**TEXT PROVIDED:**

#####

The safety of those who build and operate energy infrastructure regulated by the NEB is of paramount importance to the Board. In 2013, there were two serious injuries and one fatality. One serious injury incident involved burns due to the ignition of gas when a pipe was being welded, and the second resulted from a vehicle rollover. The same vehicle rollover also resulted in a fatality incident. In the last five years, fatalities have averaged one per year, and are mainly related to the use of motorized vehicles off the pipeline right-of-way (RoW). The NEB is working with companies to resolve this safety concern. As a result, companies are focusing their training on ensuring people get home safely as part of ongoing safety culture work.

There has been a decline in serious injuries - although there was one fatality in 2013 due to a vehicle rollover. Worker safety is of paramount importance to the Board and any fatality or serious injury is considered unacceptable.

Unintended Fires / Explosions

This year there were 14 fires and no explosions, down from 39 fires and five explosions in 2012. The reported explosions in 2012 all involved batteries exploding, causing either small fires or smoke, or the release of battery acid within company property. Prior to 2013, the Board observed an increase in the number of fires and explosions. These incidents, including those in 2013, are mainly the result of the following issues: equipment and electrical failures, battery-related explosions, welding, housekeeping (e.g. unorganized workspaces) and natural events (e.g. lightning strikes). Several incidents in 2013 remain open and are under investigation, therefore causes have not yet been determined.

Unintended fires have decreased in frequency and there were no explosions.

Figure 6 shows the frequency of fires and explosions over the past five years.

Figure 6 - Number of Fires and Explosions, 2009-2013

Figure 6 - Number of Fires and Explosions, 2009-2013

It is important to note that while the majority of these incidents are considered minor in nature, meaning an incident that has been contained and/or is small, the NEB takes them quite seriously and has taken actions to further prevent future incidents. The Board’s CVAs this year included activities, such as safety orders, audits and subsequent inspections, to address the trend in fires and explosions.

#####

**DATA:**

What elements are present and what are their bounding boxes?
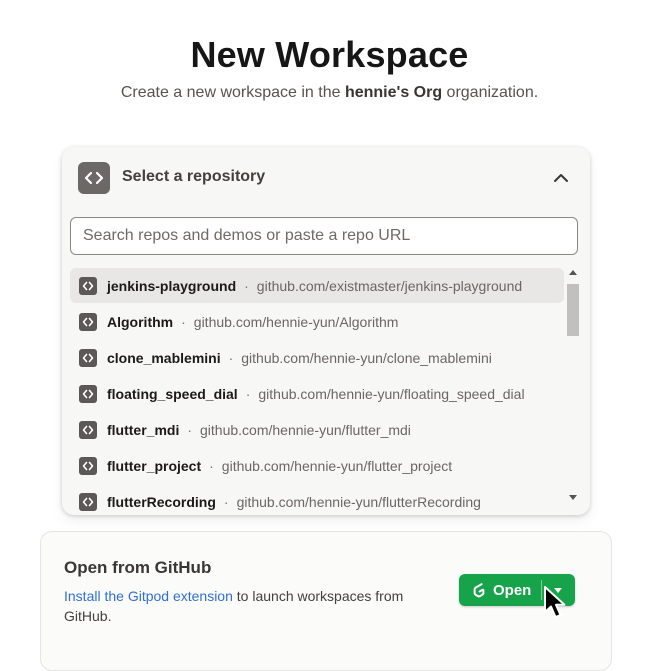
repo-name: jenkins-playground xyxy=(107,277,237,294)
scroll-up-arrow-icon[interactable] xyxy=(569,270,577,275)
repo-url: github.com/hennie-yun/Algorithm xyxy=(193,313,399,330)
separator: · xyxy=(244,277,249,294)
repo-url: github.com/hennie-yun/clone_mablemini xyxy=(241,349,492,366)
org-name: hennie's Org xyxy=(344,84,443,101)
repo-item-flutter-project[interactable]: flutter_project · github.com/hennie-yun/… xyxy=(70,448,564,483)
separator: · xyxy=(245,385,251,402)
repository-selector-label: Select a repository xyxy=(122,168,266,185)
subtitle-prefix: Create a new workspace in the xyxy=(120,84,345,101)
open-button-label: Open xyxy=(493,581,532,599)
page-subtitle: Create a new workspace in the hennie's O… xyxy=(0,84,659,102)
scrollbar-thumb[interactable] xyxy=(567,284,579,336)
code-brackets-icon xyxy=(79,456,97,475)
repo-name: floating_speed_dial xyxy=(107,385,238,402)
repo-item-flutter-mdi[interactable]: flutter_mdi · github.com/hennie-yun/flut… xyxy=(70,412,564,447)
repo-item-floating-speed-dial[interactable]: floating_speed_dial · github.com/hennie-… xyxy=(70,376,564,411)
open-button[interactable]: Open xyxy=(459,574,541,606)
repo-name: Algorithm xyxy=(107,313,174,330)
scroll-down-arrow-icon[interactable] xyxy=(569,495,577,500)
page-title: New Workspace xyxy=(190,34,469,75)
gitpod-logo-icon xyxy=(473,583,485,598)
repo-list-scrollbar[interactable] xyxy=(564,266,582,506)
repo-name: clone_mablemini xyxy=(107,349,221,366)
repo-url: github.com/hennie-yun/flutter_project xyxy=(221,457,453,474)
repo-url: github.com/hennie-yun/flutterRecording xyxy=(236,493,481,510)
code-brackets-icon xyxy=(79,384,97,403)
separator: · xyxy=(209,457,214,474)
separator: · xyxy=(228,349,234,366)
open-from-github-card: Open from GitHub Install the Gitpod exte… xyxy=(40,531,612,671)
repo-item-clone-mablemini[interactable]: clone_mablemini · github.com/hennie-yun/… xyxy=(70,340,564,375)
separator: · xyxy=(187,421,193,438)
install-extension-link[interactable]: Install the Gitpod extension xyxy=(64,588,233,604)
repository-selector-header[interactable]: Select a repository xyxy=(62,147,590,209)
repo-url: github.com/hennie-yun/flutter_mdi xyxy=(200,421,411,438)
repo-item-algorithm[interactable]: Algorithm · github.com/hennie-yun/Algori… xyxy=(70,304,564,339)
repo-url: github.com/hennie-yun/floating_speed_dia… xyxy=(258,385,525,402)
code-brackets-icon xyxy=(79,348,97,367)
repo-url: github.com/existmaster/jenkins-playgroun… xyxy=(256,277,523,294)
github-card-title: Open from GitHub xyxy=(64,558,212,577)
repo-item-flutter-recording[interactable]: flutterRecording · github.com/hennie-yun… xyxy=(70,484,564,515)
repo-item-jenkins-playground[interactable]: jenkins-playground · github.com/existmas… xyxy=(70,268,564,303)
repository-list: jenkins-playground · github.com/existmas… xyxy=(62,266,590,515)
separator: · xyxy=(181,313,186,330)
code-brackets-icon xyxy=(79,492,97,511)
repo-search-input[interactable] xyxy=(70,217,578,255)
code-brackets-icon xyxy=(79,276,97,295)
repo-name: flutterRecording xyxy=(107,493,216,510)
separator: · xyxy=(223,493,229,510)
code-brackets-icon xyxy=(79,420,97,439)
chevron-up-icon[interactable] xyxy=(550,167,572,189)
repo-name: flutter_project xyxy=(107,457,202,474)
code-brackets-icon xyxy=(78,162,110,194)
repo-name: flutter_mdi xyxy=(107,421,180,438)
code-brackets-icon xyxy=(79,312,97,331)
github-card-description: Install the Gitpod extension to launch w… xyxy=(64,586,434,626)
subtitle-suffix: organization. xyxy=(442,84,539,101)
repository-selector: Select a repository jenkins-playground ·… xyxy=(62,147,590,515)
mouse-pointer-icon xyxy=(544,586,566,618)
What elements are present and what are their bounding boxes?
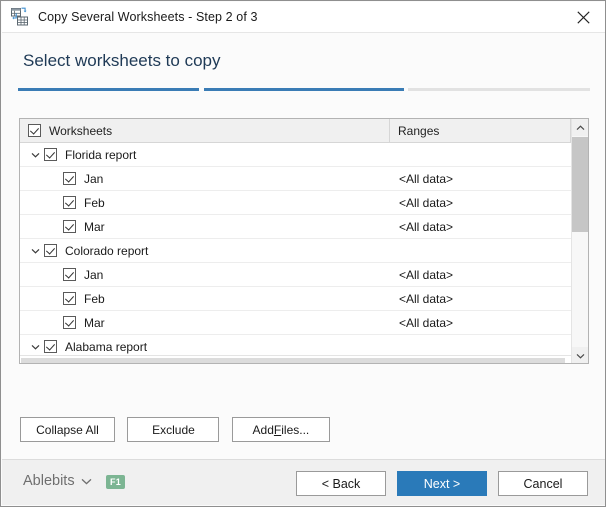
- expand-collapse-toggle[interactable]: [26, 146, 44, 164]
- scroll-down-button[interactable]: [572, 347, 588, 363]
- row-checkbox[interactable]: [63, 220, 76, 233]
- row-label: Florida report: [65, 147, 137, 162]
- step-progress: [18, 88, 590, 91]
- row-name-cell: Jan: [20, 263, 390, 286]
- row-checkbox[interactable]: [63, 172, 76, 185]
- ablebits-menu[interactable]: Ablebits: [23, 473, 92, 489]
- row-range-cell[interactable]: <All data>: [390, 268, 571, 282]
- copy-worksheets-dialog: Copy Several Worksheets - Step 2 of 3 Se…: [0, 0, 606, 507]
- row-range-cell[interactable]: <All data>: [390, 196, 571, 210]
- footer-bar: Ablebits < Back Next > Cancel: [2, 459, 605, 505]
- row-label: Feb: [84, 195, 105, 210]
- tree-group-row[interactable]: Colorado report: [20, 239, 571, 263]
- ablebits-label: Ablebits: [23, 473, 75, 489]
- help-key-badge[interactable]: F1: [106, 475, 125, 489]
- row-checkbox[interactable]: [44, 244, 57, 257]
- row-name-cell: Jan: [20, 167, 390, 190]
- chevron-down-icon: [31, 248, 39, 254]
- vertical-scrollbar[interactable]: [571, 119, 588, 363]
- row-name-cell: Mar: [20, 215, 390, 238]
- close-button[interactable]: [560, 2, 605, 32]
- column-header-ranges-label: Ranges: [398, 123, 440, 138]
- tree-child-row[interactable]: Jan <All data>: [20, 263, 571, 287]
- row-label: Colorado report: [65, 243, 149, 258]
- row-label: Mar: [84, 219, 105, 234]
- step-segment-1: [18, 88, 199, 91]
- row-label: Mar: [84, 315, 105, 330]
- list-header-row: Worksheets Ranges: [20, 119, 588, 143]
- add-files-label-post: iles...: [281, 422, 310, 437]
- column-header-worksheets-label: Worksheets: [49, 123, 113, 138]
- row-range-cell[interactable]: <All data>: [390, 292, 571, 306]
- copy-worksheets-icon: [11, 7, 28, 26]
- page-title: Select worksheets to copy: [23, 51, 221, 70]
- header-area: Select worksheets to copy: [2, 33, 605, 95]
- tree-child-row[interactable]: Mar <All data>: [20, 215, 571, 239]
- chevron-down-icon: [576, 353, 584, 359]
- list-rows-viewport: Florida report Jan <All data> Feb <All data>…: [20, 143, 588, 363]
- scroll-up-button[interactable]: [572, 119, 588, 136]
- row-checkbox[interactable]: [63, 268, 76, 281]
- back-button[interactable]: < Back: [296, 471, 386, 496]
- tree-child-row[interactable]: Feb <All data>: [20, 287, 571, 311]
- horizontal-scrollbar[interactable]: [20, 355, 571, 363]
- row-range-cell[interactable]: <All data>: [390, 316, 571, 330]
- title-bar: Copy Several Worksheets - Step 2 of 3: [2, 2, 605, 32]
- step-segment-3: [408, 88, 590, 91]
- cancel-button[interactable]: Cancel: [498, 471, 588, 496]
- expand-collapse-toggle[interactable]: [26, 242, 44, 260]
- add-files-label-pre: Add: [252, 422, 274, 437]
- row-checkbox[interactable]: [63, 196, 76, 209]
- tree-group-row[interactable]: Florida report: [20, 143, 571, 167]
- add-files-accel: F: [273, 422, 282, 437]
- worksheets-list[interactable]: Worksheets Ranges Florida report Jan <All …: [19, 118, 589, 364]
- row-name-cell: Feb: [20, 191, 390, 214]
- row-checkbox[interactable]: [44, 148, 57, 161]
- chevron-down-icon: [31, 152, 39, 158]
- select-all-checkbox[interactable]: [28, 124, 41, 137]
- row-name-cell: Florida report: [20, 143, 390, 166]
- close-icon: [576, 10, 590, 24]
- row-label: Jan: [84, 267, 104, 282]
- row-name-cell: Colorado report: [20, 239, 390, 262]
- step-segment-2: [204, 88, 404, 91]
- list-rows: Florida report Jan <All data> Feb <All data>…: [20, 143, 571, 359]
- chevron-down-icon: [81, 478, 92, 485]
- column-header-ranges[interactable]: Ranges: [390, 119, 571, 142]
- row-range-cell[interactable]: <All data>: [390, 172, 571, 186]
- tree-child-row[interactable]: Jan <All data>: [20, 167, 571, 191]
- wizard-navigation-buttons: < Back Next > Cancel: [285, 471, 588, 496]
- tree-child-row[interactable]: Feb <All data>: [20, 191, 571, 215]
- next-button[interactable]: Next >: [397, 471, 487, 496]
- row-checkbox[interactable]: [63, 292, 76, 305]
- chevron-down-icon: [31, 344, 39, 350]
- vertical-scrollbar-thumb[interactable]: [572, 137, 588, 232]
- row-name-cell: Feb: [20, 287, 390, 310]
- row-name-cell: Mar: [20, 311, 390, 334]
- row-label: Feb: [84, 291, 105, 306]
- exclude-button[interactable]: Exclude: [127, 417, 220, 442]
- row-range-cell[interactable]: <All data>: [390, 220, 571, 234]
- row-label: Jan: [84, 171, 104, 186]
- row-checkbox[interactable]: [44, 340, 57, 353]
- expand-collapse-toggle[interactable]: [26, 338, 44, 356]
- row-label: Alabama report: [65, 339, 148, 354]
- window-title: Copy Several Worksheets - Step 2 of 3: [38, 10, 258, 24]
- tree-child-row[interactable]: Mar <All data>: [20, 311, 571, 335]
- chevron-up-icon: [576, 124, 584, 130]
- collapse-all-button[interactable]: Collapse All: [20, 417, 115, 442]
- list-action-buttons: Collapse All Exclude Add Files...: [20, 417, 330, 442]
- horizontal-scrollbar-thumb[interactable]: [21, 358, 565, 363]
- column-header-worksheets[interactable]: Worksheets: [20, 119, 390, 142]
- row-checkbox[interactable]: [63, 316, 76, 329]
- add-files-button[interactable]: Add Files...: [231, 417, 330, 442]
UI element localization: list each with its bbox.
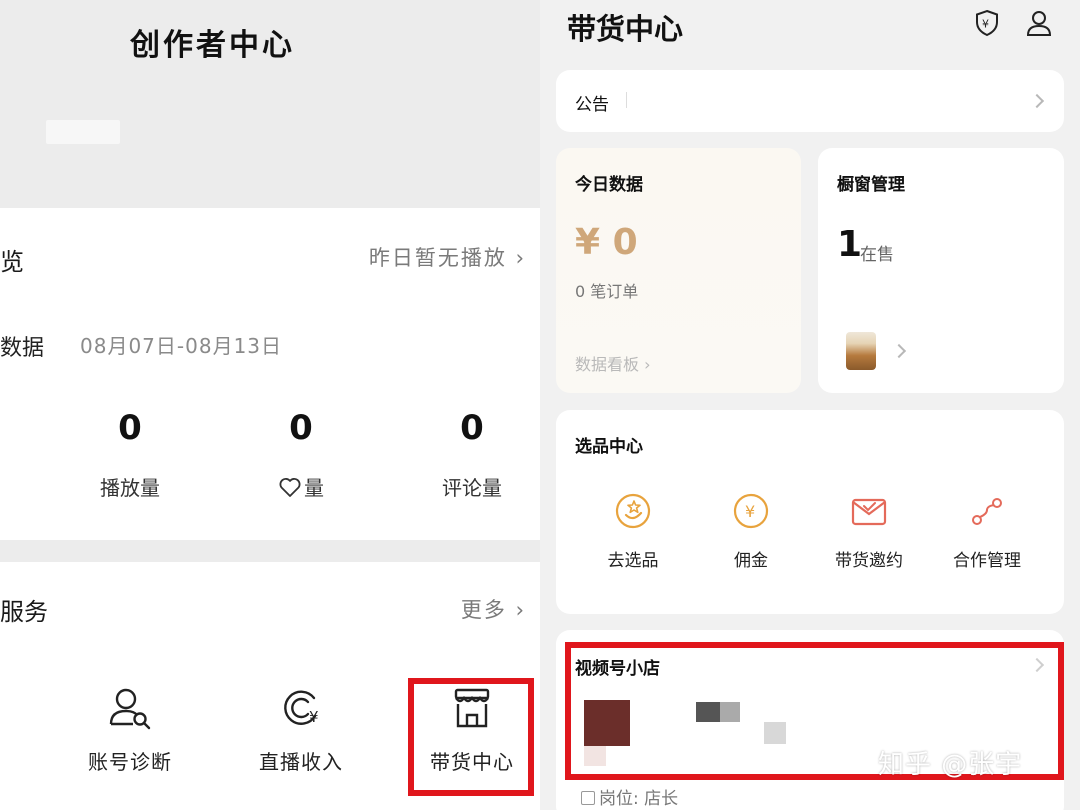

#####

**REQUIRED WORK:**
1 > Retype the passage of the safety text from "This year there" up to and including "the past five years.".
2 > In the records, echo the lines from the line with "- expand-collapse-toggle[interactable]: [26, 146, 44, 164]" up to and including the line with "- ablebits-menu[interactable]: Ablebits: [23, 473, 92, 489]".
The records have nothing to do with the text.

**COMPLETED EXERCISE:**
1 >
This year there were 14 fires and no explosions, down from 39 fires and five explosions in 2012. The reported explosions in 2012 all involved batteries exploding, causing either small fires or smoke, or the release of battery acid within company property. Prior to 2013, the Board observed an increase in the number of fires and explosions. These incidents, including those in 2013, are mainly the result of the following issues: equipment and electrical failures, battery-related explosions, welding, housekeeping (e.g. unorganized workspaces) and natural events (e.g. lightning strikes). Several incidents in 2013 remain open and are under investigation, therefore causes have not yet been determined.

Unintended fires have decreased in frequency and there were no explosions.

Figure 6 shows the frequency of fires and explosions over the past five years.

2 >
- expand-collapse-toggle[interactable]: [26, 146, 44, 164]
- scroll-down-button[interactable]: [572, 347, 588, 363]
- row-checkbox[interactable]: [63, 220, 76, 233]
- row-label: Florida report: [65, 147, 137, 162]
- step-progress: [18, 88, 590, 91]
- row-name-cell: Jan: [20, 263, 390, 286]
- row-checkbox[interactable]: [63, 172, 76, 185]
- ablebits-menu[interactable]: Ablebits: [23, 473, 92, 489]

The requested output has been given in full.